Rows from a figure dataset
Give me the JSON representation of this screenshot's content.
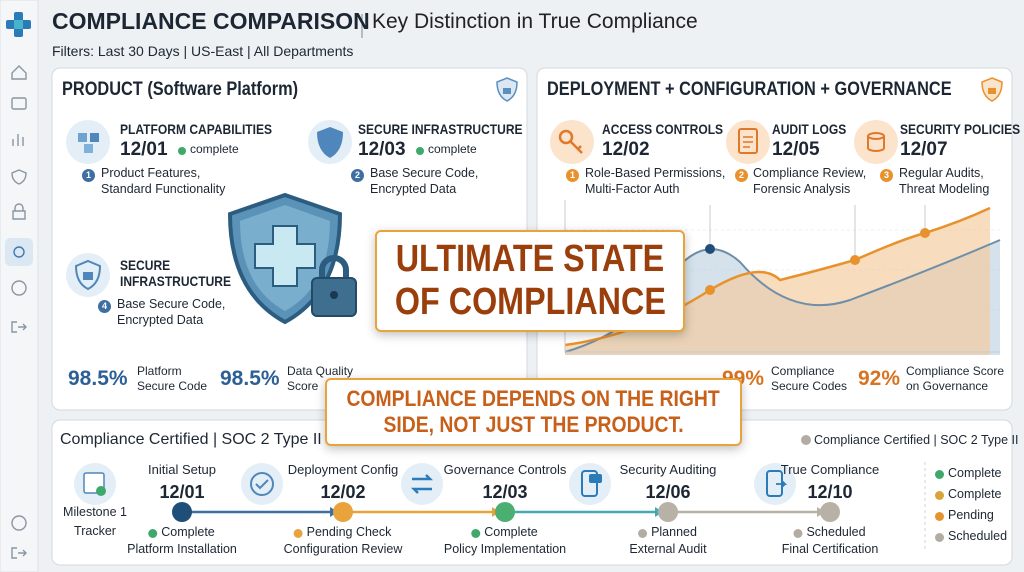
{
  "header": {
    "title": "COMPLIANCE COMPARISON",
    "subtitle": "Key Distinction in True Compliance",
    "filters": "Filters: Last 30 Days | US-East | All Departments"
  },
  "product_panel": {
    "title": "PRODUCT (Software Platform)",
    "items": [
      {
        "title": [
          "PLATFORM CAPABILITIES"
        ],
        "date": "12/01",
        "status": "complete",
        "step": "1",
        "description": [
          "Product Features,",
          "Standard Functionality"
        ]
      },
      {
        "title": [
          "SECURE INFRASTRUCTURE"
        ],
        "date": "12/03",
        "status": "complete",
        "step": "2",
        "description": [
          "Base Secure Code,",
          "Encrypted Data"
        ]
      },
      {
        "title": [
          "SECURE",
          "INFRASTRUCTURE"
        ],
        "step": "4",
        "description": [
          "Base Secure Code,",
          "Encrypted Data"
        ]
      }
    ],
    "metrics": [
      {
        "value": "98.5%",
        "label": [
          "Platform",
          "Secure Code"
        ]
      },
      {
        "value": "98.5%",
        "label": [
          "Data Quality",
          "Score"
        ]
      }
    ]
  },
  "governance_panel": {
    "title": "DEPLOYMENT + CONFIGURATION + GOVERNANCE",
    "items": [
      {
        "title": [
          "ACCESS CONTROLS"
        ],
        "date": "12/02",
        "step": "1",
        "description": [
          "Role-Based Permissions,",
          "Multi-Factor Auth"
        ]
      },
      {
        "title": [
          "AUDIT LOGS"
        ],
        "date": "12/05",
        "step": "2",
        "description": [
          "Compliance Review,",
          "Forensic Analysis"
        ]
      },
      {
        "title": [
          "SECURITY POLICIES"
        ],
        "date": "12/07",
        "step": "3",
        "description": [
          "Regular Audits,",
          "Threat Modeling"
        ]
      }
    ],
    "metrics": [
      {
        "value": "99%",
        "label": [
          "Compliance",
          "Secure Codes"
        ]
      },
      {
        "value": "92%",
        "label": [
          "Compliance Score",
          "on Governance"
        ]
      }
    ]
  },
  "callouts": {
    "headline": [
      "ULTIMATE STATE",
      "OF COMPLIANCE"
    ],
    "note": [
      "COMPLIANCE DEPENDS ON THE RIGHT",
      "SIDE, NOT JUST THE PRODUCT."
    ]
  },
  "timeline": {
    "title": "Compliance Certified | SOC 2 Type II",
    "badge": "Compliance Certified | SOC 2 Type II",
    "tracker": [
      "Milestone 1",
      "Tracker"
    ],
    "milestones": [
      {
        "name": "Initial Setup",
        "date": "12/01",
        "status": "Complete",
        "description": "Platform Installation",
        "color": "#1f4e79"
      },
      {
        "name": "Deployment Config",
        "date": "12/02",
        "status": "Pending Check",
        "description": "Configuration Review",
        "color": "#e8a33d"
      },
      {
        "name": "Governance Controls",
        "date": "12/03",
        "status": "Complete",
        "description": "Policy Implementation",
        "color": "#4caf72"
      },
      {
        "name": "Security Auditing",
        "date": "12/06",
        "status": "Planned",
        "description": "External Audit",
        "color": "#b8b1a6"
      },
      {
        "name": "True Compliance",
        "date": "12/10",
        "status": "Scheduled",
        "description": "Final Certification",
        "color": "#b8b1a6"
      }
    ],
    "legend": [
      {
        "label": "Complete",
        "color": "#3fa86b"
      },
      {
        "label": "Complete",
        "color": "#d9a53a"
      },
      {
        "label": "Pending",
        "color": "#e8922d"
      },
      {
        "label": "Scheduled",
        "color": "#b3aca2"
      }
    ]
  }
}
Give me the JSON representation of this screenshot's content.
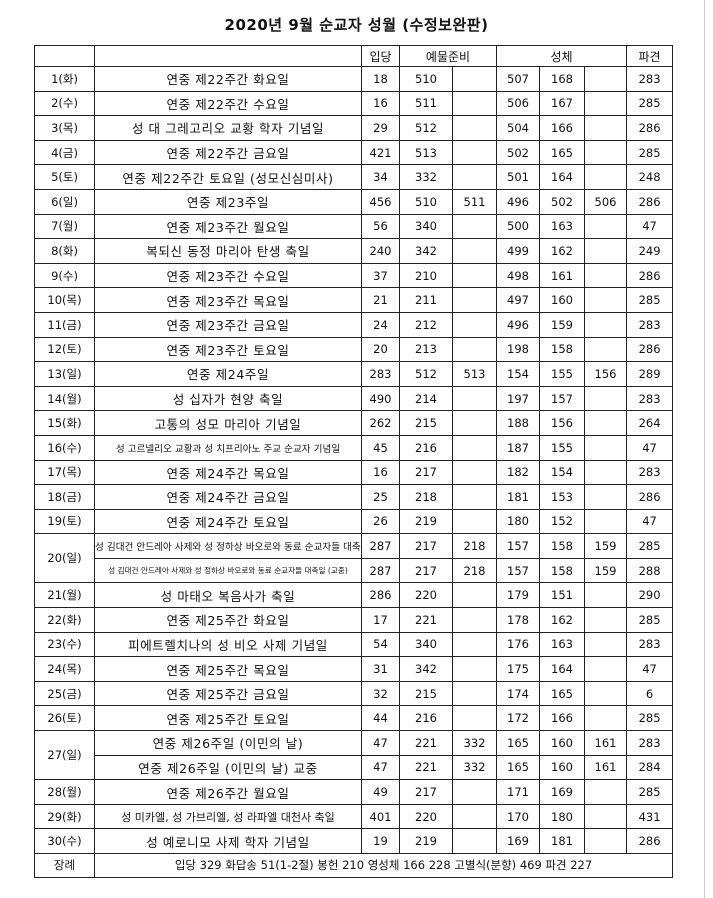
{
  "title": "2020년 9월 순교자 성월 (수정보완판)",
  "headers": {
    "date": "",
    "name": "",
    "entrance": "입당",
    "offertory": "예물준비",
    "communion": "성체",
    "dismissal": "파견"
  },
  "rows": [
    {
      "date": "1(화)",
      "entries": [
        {
          "name": "연중 제22주간 화요일",
          "values": [
            "18",
            "510",
            "",
            "507",
            "168",
            "",
            "283"
          ]
        }
      ]
    },
    {
      "date": "2(수)",
      "entries": [
        {
          "name": "연중 제22주간 수요일",
          "values": [
            "16",
            "511",
            "",
            "506",
            "167",
            "",
            "285"
          ]
        }
      ]
    },
    {
      "date": "3(목)",
      "entries": [
        {
          "name": "성 대 그레고리오 교황 학자 기념일",
          "values": [
            "29",
            "512",
            "",
            "504",
            "166",
            "",
            "286"
          ]
        }
      ]
    },
    {
      "date": "4(금)",
      "entries": [
        {
          "name": "연중 제22주간 금요일",
          "values": [
            "421",
            "513",
            "",
            "502",
            "165",
            "",
            "285"
          ]
        }
      ]
    },
    {
      "date": "5(토)",
      "entries": [
        {
          "name": "연중 제22주간 토요일 (성모신심미사)",
          "values": [
            "34",
            "332",
            "",
            "501",
            "164",
            "",
            "248"
          ]
        }
      ]
    },
    {
      "date": "6(일)",
      "entries": [
        {
          "name": "연중 제23주일",
          "values": [
            "456",
            "510",
            "511",
            "496",
            "502",
            "506",
            "286"
          ]
        }
      ]
    },
    {
      "date": "7(월)",
      "entries": [
        {
          "name": "연중 제23주간 월요일",
          "values": [
            "56",
            "340",
            "",
            "500",
            "163",
            "",
            "47"
          ]
        }
      ]
    },
    {
      "date": "8(화)",
      "entries": [
        {
          "name": "복되신 동정 마리아 탄생 축일",
          "values": [
            "240",
            "342",
            "",
            "499",
            "162",
            "",
            "249"
          ]
        }
      ]
    },
    {
      "date": "9(수)",
      "entries": [
        {
          "name": "연중 제23주간 수요일",
          "values": [
            "37",
            "210",
            "",
            "498",
            "161",
            "",
            "286"
          ]
        }
      ]
    },
    {
      "date": "10(목)",
      "entries": [
        {
          "name": "연중 제23주간 목요일",
          "values": [
            "21",
            "211",
            "",
            "497",
            "160",
            "",
            "285"
          ]
        }
      ]
    },
    {
      "date": "11(금)",
      "entries": [
        {
          "name": "연중 제23주간 금요일",
          "values": [
            "24",
            "212",
            "",
            "496",
            "159",
            "",
            "283"
          ]
        }
      ]
    },
    {
      "date": "12(토)",
      "entries": [
        {
          "name": "연중 제23주간 토요일",
          "values": [
            "20",
            "213",
            "",
            "198",
            "158",
            "",
            "286"
          ]
        }
      ]
    },
    {
      "date": "13(일)",
      "entries": [
        {
          "name": "연중 제24주일",
          "values": [
            "283",
            "512",
            "513",
            "154",
            "155",
            "156",
            "289"
          ]
        }
      ]
    },
    {
      "date": "14(월)",
      "entries": [
        {
          "name": "성 십자가 현양 축일",
          "values": [
            "490",
            "214",
            "",
            "197",
            "157",
            "",
            "283"
          ]
        }
      ]
    },
    {
      "date": "15(화)",
      "entries": [
        {
          "name": "고통의 성모 마리아 기념일",
          "values": [
            "262",
            "215",
            "",
            "188",
            "156",
            "",
            "264"
          ]
        }
      ]
    },
    {
      "date": "16(수)",
      "entries": [
        {
          "name": "성 고르넬리오 교황과 성 치프리아노 주교 순교자 기념일",
          "values": [
            "45",
            "216",
            "",
            "187",
            "155",
            "",
            "47"
          ]
        }
      ]
    },
    {
      "date": "17(목)",
      "entries": [
        {
          "name": "연중 제24주간 목요일",
          "values": [
            "16",
            "217",
            "",
            "182",
            "154",
            "",
            "283"
          ]
        }
      ]
    },
    {
      "date": "18(금)",
      "entries": [
        {
          "name": "연중 제24주간 금요일",
          "values": [
            "25",
            "218",
            "",
            "181",
            "153",
            "",
            "286"
          ]
        }
      ]
    },
    {
      "date": "19(토)",
      "entries": [
        {
          "name": "연중 제24주간 토요일",
          "values": [
            "26",
            "219",
            "",
            "180",
            "152",
            "",
            "47"
          ]
        }
      ]
    },
    {
      "date": "20(일)",
      "entries": [
        {
          "name": "성 김대건 안드레아 사제와 성 정하상 바오로와 동료 순교자들 대축일",
          "values": [
            "287",
            "217",
            "218",
            "157",
            "158",
            "159",
            "285"
          ]
        },
        {
          "name": "성 김대건 안드레아 사제와 성 정하상 바오로와 동료 순교자들 대축일 (교중)",
          "values": [
            "287",
            "217",
            "218",
            "157",
            "158",
            "159",
            "288"
          ]
        }
      ]
    },
    {
      "date": "21(월)",
      "entries": [
        {
          "name": "성 마태오 복음사가 축일",
          "values": [
            "286",
            "220",
            "",
            "179",
            "151",
            "",
            "290"
          ]
        }
      ]
    },
    {
      "date": "22(화)",
      "entries": [
        {
          "name": "연중 제25주간 화요일",
          "values": [
            "17",
            "221",
            "",
            "178",
            "162",
            "",
            "285"
          ]
        }
      ]
    },
    {
      "date": "23(수)",
      "entries": [
        {
          "name": "피에트렐치나의 성 비오 사제 기념일",
          "values": [
            "54",
            "340",
            "",
            "176",
            "163",
            "",
            "283"
          ]
        }
      ]
    },
    {
      "date": "24(목)",
      "entries": [
        {
          "name": "연중 제25주간 목요일",
          "values": [
            "31",
            "342",
            "",
            "175",
            "164",
            "",
            "47"
          ]
        }
      ]
    },
    {
      "date": "25(금)",
      "entries": [
        {
          "name": "연중 제25주간 금요일",
          "values": [
            "32",
            "215",
            "",
            "174",
            "165",
            "",
            "6"
          ]
        }
      ]
    },
    {
      "date": "26(토)",
      "entries": [
        {
          "name": "연중 제25주간 토요일",
          "values": [
            "44",
            "216",
            "",
            "172",
            "166",
            "",
            "285"
          ]
        }
      ]
    },
    {
      "date": "27(일)",
      "entries": [
        {
          "name": "연중 제26주일 (이민의 날)",
          "values": [
            "47",
            "221",
            "332",
            "165",
            "160",
            "161",
            "283"
          ]
        },
        {
          "name": "연중 제26주일 (이민의 날) 교중",
          "values": [
            "47",
            "221",
            "332",
            "165",
            "160",
            "161",
            "284"
          ]
        }
      ]
    },
    {
      "date": "28(월)",
      "entries": [
        {
          "name": "연중 제26주간 월요일",
          "values": [
            "49",
            "217",
            "",
            "171",
            "169",
            "",
            "285"
          ]
        }
      ]
    },
    {
      "date": "29(화)",
      "entries": [
        {
          "name": "성 미카엘, 성 가브리엘, 성 라파엘 대천사 축일",
          "values": [
            "401",
            "220",
            "",
            "170",
            "180",
            "",
            "431"
          ]
        }
      ]
    },
    {
      "date": "30(수)",
      "entries": [
        {
          "name": "성 예로니모 사제 학자 기념일",
          "values": [
            "19",
            "219",
            "",
            "169",
            "181",
            "",
            "286"
          ]
        }
      ]
    }
  ],
  "footer": {
    "label": "장례",
    "text": "입당 329 화답송 51(1-2절) 봉헌 210 영성체 166 228 고별식(분향) 469 파견 227"
  }
}
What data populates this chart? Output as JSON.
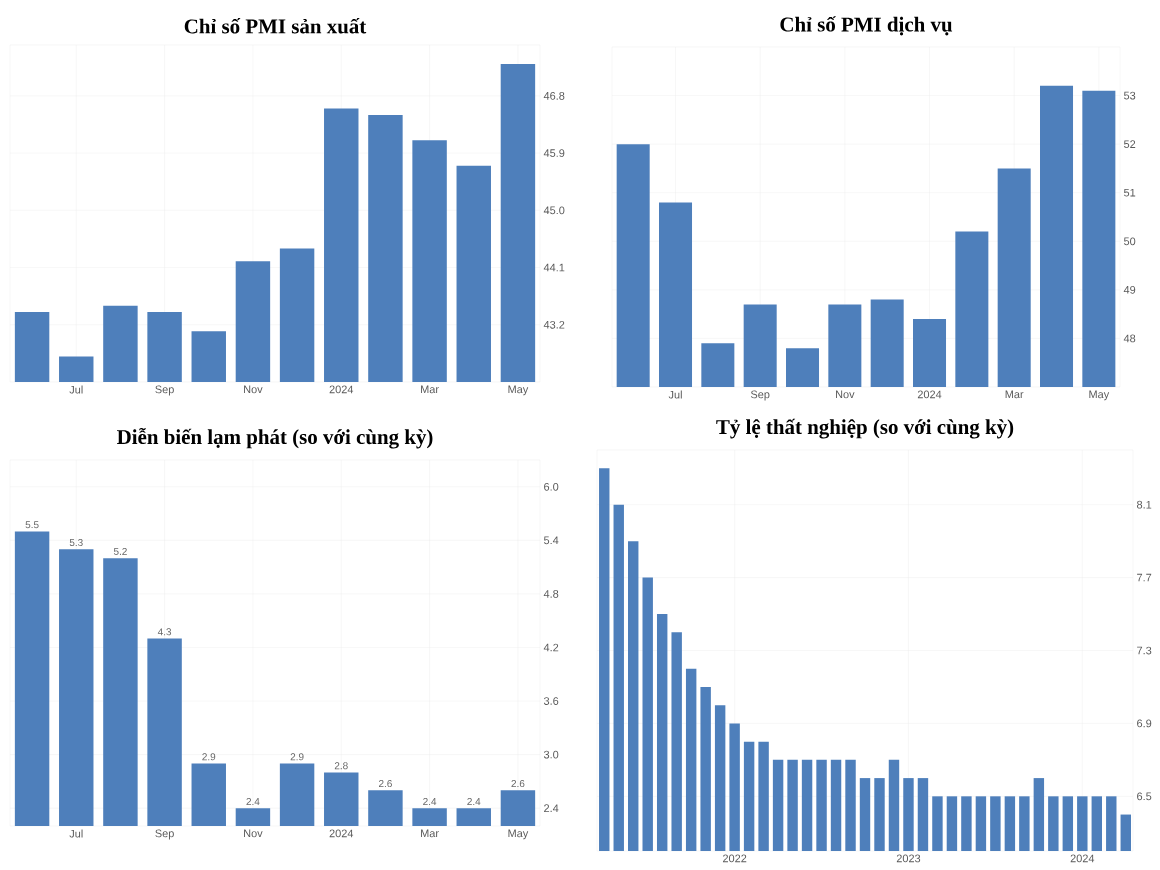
{
  "chart_data": [
    {
      "type": "bar",
      "title": "Chỉ số PMI sản xuất",
      "color": "#4e7fbb",
      "grid": true,
      "categories": [
        null,
        "Jul",
        null,
        "Sep",
        null,
        "Nov",
        null,
        "2024",
        null,
        "Mar",
        null,
        "May"
      ],
      "values": [
        43.4,
        42.7,
        43.5,
        43.4,
        43.1,
        44.2,
        44.4,
        46.6,
        46.5,
        46.1,
        45.7,
        47.3
      ],
      "ylim": [
        42.3,
        47.6
      ],
      "yticks": [
        43.2,
        44.1,
        {
          "value": 45.0,
          "label": "45.0"
        },
        45.9,
        46.8
      ]
    },
    {
      "type": "bar",
      "title": "Chỉ số PMI dịch vụ",
      "color": "#4e7fbb",
      "grid": true,
      "categories": [
        null,
        "Jul",
        null,
        "Sep",
        null,
        "Nov",
        null,
        "2024",
        null,
        "Mar",
        null,
        "May"
      ],
      "values": [
        52.0,
        50.8,
        47.9,
        48.7,
        47.8,
        48.7,
        48.8,
        48.4,
        50.2,
        51.5,
        53.2,
        53.1
      ],
      "ylim": [
        47,
        54
      ],
      "yticks": [
        48,
        49,
        50,
        51,
        52,
        53
      ]
    },
    {
      "type": "bar",
      "title": "Diễn biến lạm phát (so với cùng kỳ)",
      "color": "#4e7fbb",
      "grid": true,
      "data_labels": true,
      "categories": [
        null,
        "Jul",
        null,
        "Sep",
        null,
        "Nov",
        null,
        "2024",
        null,
        "Mar",
        null,
        "May"
      ],
      "values": [
        5.5,
        5.3,
        5.2,
        4.3,
        2.9,
        2.4,
        2.9,
        2.8,
        2.6,
        2.4,
        2.4,
        2.6
      ],
      "ylim": [
        2.2,
        6.3
      ],
      "yticks": [
        2.4,
        {
          "value": 3.0,
          "label": "3.0"
        },
        3.6,
        4.2,
        4.8,
        5.4,
        {
          "value": 6.0,
          "label": "6.0"
        }
      ]
    },
    {
      "type": "bar",
      "title": "Tỷ lệ thất nghiệp (so với cùng kỳ)",
      "color": "#4e7fbb",
      "grid": true,
      "categories": [
        null,
        null,
        null,
        null,
        null,
        null,
        null,
        null,
        null,
        "2022",
        null,
        null,
        null,
        null,
        null,
        null,
        null,
        null,
        null,
        null,
        null,
        "2023",
        null,
        null,
        null,
        null,
        null,
        null,
        null,
        null,
        null,
        null,
        null,
        "2024",
        null,
        null,
        null
      ],
      "values": [
        8.3,
        8.1,
        7.9,
        7.7,
        7.5,
        7.4,
        7.2,
        7.1,
        7.0,
        6.9,
        6.8,
        6.8,
        6.7,
        6.7,
        6.7,
        6.7,
        6.7,
        6.7,
        6.6,
        6.6,
        6.7,
        6.6,
        6.6,
        6.5,
        6.5,
        6.5,
        6.5,
        6.5,
        6.5,
        6.5,
        6.6,
        6.5,
        6.5,
        6.5,
        6.5,
        6.5,
        6.4
      ],
      "ylim": [
        6.2,
        8.4
      ],
      "yticks": [
        6.5,
        6.9,
        7.3,
        7.7,
        8.1
      ]
    }
  ]
}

* _Written problem_
Count the lines in the entries above that include the string "안드레아", then give only that figure.

* _Final answer_
2